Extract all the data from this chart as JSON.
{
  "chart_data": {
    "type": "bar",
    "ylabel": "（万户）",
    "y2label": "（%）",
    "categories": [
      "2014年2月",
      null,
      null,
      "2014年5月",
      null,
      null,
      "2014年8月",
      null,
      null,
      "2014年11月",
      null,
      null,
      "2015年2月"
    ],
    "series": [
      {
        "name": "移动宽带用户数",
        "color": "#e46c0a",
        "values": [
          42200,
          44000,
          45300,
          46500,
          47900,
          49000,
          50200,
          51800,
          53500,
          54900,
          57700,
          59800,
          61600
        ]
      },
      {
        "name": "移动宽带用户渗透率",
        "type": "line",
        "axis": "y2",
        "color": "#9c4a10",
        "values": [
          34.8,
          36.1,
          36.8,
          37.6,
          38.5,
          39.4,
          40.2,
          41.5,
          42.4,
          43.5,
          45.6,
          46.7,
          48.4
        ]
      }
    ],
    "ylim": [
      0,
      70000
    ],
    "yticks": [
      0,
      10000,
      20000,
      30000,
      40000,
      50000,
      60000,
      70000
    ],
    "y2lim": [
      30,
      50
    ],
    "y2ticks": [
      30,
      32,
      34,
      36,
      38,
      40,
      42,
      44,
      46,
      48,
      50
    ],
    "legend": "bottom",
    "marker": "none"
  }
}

:::

From the records above, please extract every line and repeat it exactly.

▶ _SOLUTION_:
Extract all the data from this chart as JSON.
{
  "chart_data": {
    "type": "bar",
    "ylabel": "（万户）",
    "y2label": "（%）",
    "categories": [
      "2014年2月",
      null,
      null,
      "2014年5月",
      null,
      null,
      "2014年8月",
      null,
      null,
      "2014年11月",
      null,
      null,
      "2015年2月"
    ],
    "series": [
      {
        "name": "移动宽带用户数",
        "color": "#e46c0a",
        "values": [
          42200,
          44000,
          45300,
          46500,
          47900,
          49000,
          50200,
          51800,
          53500,
          54900,
          57700,
          59800,
          61600
        ]
      },
      {
        "name": "移动宽带用户渗透率",
        "type": "line",
        "axis": "y2",
        "color": "#9c4a10",
        "values": [
          34.8,
          36.1,
          36.8,
          37.6,
          38.5,
          39.4,
          40.2,
          41.5,
          42.4,
          43.5,
          45.6,
          46.7,
          48.4
        ]
      }
    ],
    "ylim": [
      0,
      70000
    ],
    "yticks": [
      0,
      10000,
      20000,
      30000,
      40000,
      50000,
      60000,
      70000
    ],
    "y2lim": [
      30,
      50
    ],
    "y2ticks": [
      30,
      32,
      34,
      36,
      38,
      40,
      42,
      44,
      46,
      48,
      50
    ],
    "legend": "bottom",
    "marker": "none"
  }
}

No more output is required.